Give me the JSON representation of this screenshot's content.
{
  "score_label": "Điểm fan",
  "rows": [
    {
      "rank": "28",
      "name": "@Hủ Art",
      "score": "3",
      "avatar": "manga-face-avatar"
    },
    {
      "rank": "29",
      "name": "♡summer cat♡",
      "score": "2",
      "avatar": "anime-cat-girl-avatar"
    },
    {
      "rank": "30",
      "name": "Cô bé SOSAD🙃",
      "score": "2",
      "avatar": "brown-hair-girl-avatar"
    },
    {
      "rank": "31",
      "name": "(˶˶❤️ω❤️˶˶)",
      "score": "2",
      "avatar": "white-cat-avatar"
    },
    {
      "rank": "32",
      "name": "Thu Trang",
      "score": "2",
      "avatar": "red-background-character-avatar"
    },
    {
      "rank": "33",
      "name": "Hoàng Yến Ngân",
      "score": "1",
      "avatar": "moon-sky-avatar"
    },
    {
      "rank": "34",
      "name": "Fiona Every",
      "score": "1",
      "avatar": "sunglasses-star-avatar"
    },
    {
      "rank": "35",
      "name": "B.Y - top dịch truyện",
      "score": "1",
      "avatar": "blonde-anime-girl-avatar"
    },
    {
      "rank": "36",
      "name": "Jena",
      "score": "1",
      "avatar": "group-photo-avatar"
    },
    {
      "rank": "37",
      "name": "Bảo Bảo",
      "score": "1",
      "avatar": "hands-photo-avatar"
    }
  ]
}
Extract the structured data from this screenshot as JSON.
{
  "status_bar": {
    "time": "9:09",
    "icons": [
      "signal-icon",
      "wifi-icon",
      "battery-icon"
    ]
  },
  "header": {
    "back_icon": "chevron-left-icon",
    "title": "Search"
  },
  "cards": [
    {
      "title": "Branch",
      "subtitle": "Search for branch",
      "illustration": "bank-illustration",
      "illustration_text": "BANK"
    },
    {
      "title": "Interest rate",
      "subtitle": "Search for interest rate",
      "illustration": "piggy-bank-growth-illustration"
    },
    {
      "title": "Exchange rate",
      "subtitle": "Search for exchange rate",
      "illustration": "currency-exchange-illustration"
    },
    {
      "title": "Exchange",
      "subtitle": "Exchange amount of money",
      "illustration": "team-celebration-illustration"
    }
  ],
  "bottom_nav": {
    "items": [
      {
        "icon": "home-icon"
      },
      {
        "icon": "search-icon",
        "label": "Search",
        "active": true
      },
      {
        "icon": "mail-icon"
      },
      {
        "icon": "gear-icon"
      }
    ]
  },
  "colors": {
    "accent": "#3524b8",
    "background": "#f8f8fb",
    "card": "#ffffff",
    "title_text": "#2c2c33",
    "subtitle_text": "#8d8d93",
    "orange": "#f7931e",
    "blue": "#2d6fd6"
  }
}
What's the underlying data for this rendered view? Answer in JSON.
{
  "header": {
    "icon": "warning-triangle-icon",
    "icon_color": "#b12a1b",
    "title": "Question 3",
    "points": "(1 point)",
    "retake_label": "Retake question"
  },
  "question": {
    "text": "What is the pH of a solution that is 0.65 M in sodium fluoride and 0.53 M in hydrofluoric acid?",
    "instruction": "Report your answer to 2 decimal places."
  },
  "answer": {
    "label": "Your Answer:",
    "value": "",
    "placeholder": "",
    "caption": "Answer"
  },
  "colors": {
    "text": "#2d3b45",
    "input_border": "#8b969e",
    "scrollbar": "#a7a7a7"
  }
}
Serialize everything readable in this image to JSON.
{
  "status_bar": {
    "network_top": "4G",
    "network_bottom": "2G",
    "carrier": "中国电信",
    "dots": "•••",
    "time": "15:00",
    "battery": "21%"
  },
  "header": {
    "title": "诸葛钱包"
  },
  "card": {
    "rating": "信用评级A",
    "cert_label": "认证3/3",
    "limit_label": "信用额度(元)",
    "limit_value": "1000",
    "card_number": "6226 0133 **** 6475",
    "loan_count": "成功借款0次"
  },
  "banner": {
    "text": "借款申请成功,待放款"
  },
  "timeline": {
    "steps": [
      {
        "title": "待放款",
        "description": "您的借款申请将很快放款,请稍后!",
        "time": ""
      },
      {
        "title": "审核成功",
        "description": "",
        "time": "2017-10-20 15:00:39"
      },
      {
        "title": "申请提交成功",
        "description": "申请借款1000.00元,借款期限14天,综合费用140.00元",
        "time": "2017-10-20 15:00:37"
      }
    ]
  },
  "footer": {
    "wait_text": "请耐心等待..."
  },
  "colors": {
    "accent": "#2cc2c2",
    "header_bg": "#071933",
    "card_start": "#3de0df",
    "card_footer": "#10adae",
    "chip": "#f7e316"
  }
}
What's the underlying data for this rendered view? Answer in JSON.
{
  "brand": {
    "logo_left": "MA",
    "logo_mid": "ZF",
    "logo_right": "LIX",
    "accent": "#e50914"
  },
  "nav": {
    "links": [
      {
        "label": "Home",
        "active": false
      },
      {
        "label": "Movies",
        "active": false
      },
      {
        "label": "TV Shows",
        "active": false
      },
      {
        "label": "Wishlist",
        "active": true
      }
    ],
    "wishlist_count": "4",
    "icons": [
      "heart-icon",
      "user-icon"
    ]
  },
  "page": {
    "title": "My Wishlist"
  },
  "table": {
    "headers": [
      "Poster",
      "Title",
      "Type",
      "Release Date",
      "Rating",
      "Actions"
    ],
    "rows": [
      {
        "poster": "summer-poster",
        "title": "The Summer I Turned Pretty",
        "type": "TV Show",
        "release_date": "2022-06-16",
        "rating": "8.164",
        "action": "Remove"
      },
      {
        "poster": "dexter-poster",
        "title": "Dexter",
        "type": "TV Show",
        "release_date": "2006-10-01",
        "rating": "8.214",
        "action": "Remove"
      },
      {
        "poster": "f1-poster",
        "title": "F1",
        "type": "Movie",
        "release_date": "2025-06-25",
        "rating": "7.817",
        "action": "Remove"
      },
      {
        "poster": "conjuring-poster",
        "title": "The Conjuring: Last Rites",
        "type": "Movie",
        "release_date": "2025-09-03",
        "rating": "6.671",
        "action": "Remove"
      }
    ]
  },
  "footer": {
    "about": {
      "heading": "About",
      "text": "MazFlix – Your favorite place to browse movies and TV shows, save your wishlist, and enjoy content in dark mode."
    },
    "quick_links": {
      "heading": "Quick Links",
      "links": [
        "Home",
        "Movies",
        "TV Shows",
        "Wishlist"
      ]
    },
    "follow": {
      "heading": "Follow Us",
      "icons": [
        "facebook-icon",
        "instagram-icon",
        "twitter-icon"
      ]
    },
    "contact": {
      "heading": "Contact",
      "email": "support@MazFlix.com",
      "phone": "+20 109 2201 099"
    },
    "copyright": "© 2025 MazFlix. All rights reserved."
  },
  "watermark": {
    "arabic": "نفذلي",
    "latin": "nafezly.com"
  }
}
● ● ● ●
--- Requirement ---
Give all of the entries again, word for word.

--- Output below ---
Give me the JSON representation of this screenshot's content.
{
  "score_label": "Điểm fan",
  "rows": [
    {
      "rank": "28",
      "name": "@Hủ Art",
      "score": "3",
      "avatar": "manga-face-avatar"
    },
    {
      "rank": "29",
      "name": "♡summer cat♡",
      "score": "2",
      "avatar": "anime-cat-girl-avatar"
    },
    {
      "rank": "30",
      "name": "Cô bé SOSAD🙃",
      "score": "2",
      "avatar": "brown-hair-girl-avatar"
    },
    {
      "rank": "31",
      "name": "(˶˶❤️ω❤️˶˶)",
      "score": "2",
      "avatar": "white-cat-avatar"
    },
    {
      "rank": "32",
      "name": "Thu Trang",
      "score": "2",
      "avatar": "red-background-character-avatar"
    },
    {
      "rank": "33",
      "name": "Hoàng Yến Ngân",
      "score": "1",
      "avatar": "moon-sky-avatar"
    },
    {
      "rank": "34",
      "name": "Fiona Every",
      "score": "1",
      "avatar": "sunglasses-star-avatar"
    },
    {
      "rank": "35",
      "name": "B.Y - top dịch truyện",
      "score": "1",
      "avatar": "blonde-anime-girl-avatar"
    },
    {
      "rank": "36",
      "name": "Jena",
      "score": "1",
      "avatar": "group-photo-avatar"
    },
    {
      "rank": "37",
      "name": "Bảo Bảo",
      "score": "1",
      "avatar": "hands-photo-avatar"
    }
  ]
}
Extract the structured data from this screenshot as JSON.
{
  "status_bar": {
    "time": "9:09",
    "icons": [
      "signal-icon",
      "wifi-icon",
      "battery-icon"
    ]
  },
  "header": {
    "back_icon": "chevron-left-icon",
    "title": "Search"
  },
  "cards": [
    {
      "title": "Branch",
      "subtitle": "Search for branch",
      "illustration": "bank-illustration",
      "illustration_text": "BANK"
    },
    {
      "title": "Interest rate",
      "subtitle": "Search for interest rate",
      "illustration": "piggy-bank-growth-illustration"
    },
    {
      "title": "Exchange rate",
      "subtitle": "Search for exchange rate",
      "illustration": "currency-exchange-illustration"
    },
    {
      "title": "Exchange",
      "subtitle": "Exchange amount of money",
      "illustration": "team-celebration-illustration"
    }
  ],
  "bottom_nav": {
    "items": [
      {
        "icon": "home-icon"
      },
      {
        "icon": "search-icon",
        "label": "Search",
        "active": true
      },
      {
        "icon": "mail-icon"
      },
      {
        "icon": "gear-icon"
      }
    ]
  },
  "colors": {
    "accent": "#3524b8",
    "background": "#f8f8fb",
    "card": "#ffffff",
    "title_text": "#2c2c33",
    "subtitle_text": "#8d8d93",
    "orange": "#f7931e",
    "blue": "#2d6fd6"
  }
}
What's the underlying data for this rendered view? Answer in JSON.
{
  "header": {
    "icon": "warning-triangle-icon",
    "icon_color": "#b12a1b",
    "title": "Question 3",
    "points": "(1 point)",
    "retake_label": "Retake question"
  },
  "question": {
    "text": "What is the pH of a solution that is 0.65 M in sodium fluoride and 0.53 M in hydrofluoric acid?",
    "instruction": "Report your answer to 2 decimal places."
  },
  "answer": {
    "label": "Your Answer:",
    "value": "",
    "placeholder": "",
    "caption": "Answer"
  },
  "colors": {
    "text": "#2d3b45",
    "input_border": "#8b969e",
    "scrollbar": "#a7a7a7"
  }
}
Serialize everything readable in this image to JSON.
{
  "status_bar": {
    "network_top": "4G",
    "network_bottom": "2G",
    "carrier": "中国电信",
    "dots": "•••",
    "time": "15:00",
    "battery": "21%"
  },
  "header": {
    "title": "诸葛钱包"
  },
  "card": {
    "rating": "信用评级A",
    "cert_label": "认证3/3",
    "limit_label": "信用额度(元)",
    "limit_value": "1000",
    "card_number": "6226 0133 **** 6475",
    "loan_count": "成功借款0次"
  },
  "banner": {
    "text": "借款申请成功,待放款"
  },
  "timeline": {
    "steps": [
      {
        "title": "待放款",
        "description": "您的借款申请将很快放款,请稍后!",
        "time": ""
      },
      {
        "title": "审核成功",
        "description": "",
        "time": "2017-10-20 15:00:39"
      },
      {
        "title": "申请提交成功",
        "description": "申请借款1000.00元,借款期限14天,综合费用140.00元",
        "time": "2017-10-20 15:00:37"
      }
    ]
  },
  "footer": {
    "wait_text": "请耐心等待..."
  },
  "colors": {
    "accent": "#2cc2c2",
    "header_bg": "#071933",
    "card_start": "#3de0df",
    "card_footer": "#10adae",
    "chip": "#f7e316"
  }
}
What's the underlying data for this rendered view? Answer in JSON.
{
  "brand": {
    "logo_left": "MA",
    "logo_mid": "ZF",
    "logo_right": "LIX",
    "accent": "#e50914"
  },
  "nav": {
    "links": [
      {
        "label": "Home",
        "active": false
      },
      {
        "label": "Movies",
        "active": false
      },
      {
        "label": "TV Shows",
        "active": false
      },
      {
        "label": "Wishlist",
        "active": true
      }
    ],
    "wishlist_count": "4",
    "icons": [
      "heart-icon",
      "user-icon"
    ]
  },
  "page": {
    "title": "My Wishlist"
  },
  "table": {
    "headers": [
      "Poster",
      "Title",
      "Type",
      "Release Date",
      "Rating",
      "Actions"
    ],
    "rows": [
      {
        "poster": "summer-poster",
        "title": "The Summer I Turned Pretty",
        "type": "TV Show",
        "release_date": "2022-06-16",
        "rating": "8.164",
        "action": "Remove"
      },
      {
        "poster": "dexter-poster",
        "title": "Dexter",
        "type": "TV Show",
        "release_date": "2006-10-01",
        "rating": "8.214",
        "action": "Remove"
      },
      {
        "poster": "f1-poster",
        "title": "F1",
        "type": "Movie",
        "release_date": "2025-06-25",
        "rating": "7.817",
        "action": "Remove"
      },
      {
        "poster": "conjuring-poster",
        "title": "The Conjuring: Last Rites",
        "type": "Movie",
        "release_date": "2025-09-03",
        "rating": "6.671",
        "action": "Remove"
      }
    ]
  },
  "footer": {
    "about": {
      "heading": "About",
      "text": "MazFlix – Your favorite place to browse movies and TV shows, save your wishlist, and enjoy content in dark mode."
    },
    "quick_links": {
      "heading": "Quick Links",
      "links": [
        "Home",
        "Movies",
        "TV Shows",
        "Wishlist"
      ]
    },
    "follow": {
      "heading": "Follow Us",
      "icons": [
        "facebook-icon",
        "instagram-icon",
        "twitter-icon"
      ]
    },
    "contact": {
      "heading": "Contact",
      "email": "support@MazFlix.com",
      "phone": "+20 109 2201 099"
    },
    "copyright": "© 2025 MazFlix. All rights reserved."
  },
  "watermark": {
    "arabic": "نفذلي",
    "latin": "nafezly.com"
  }
}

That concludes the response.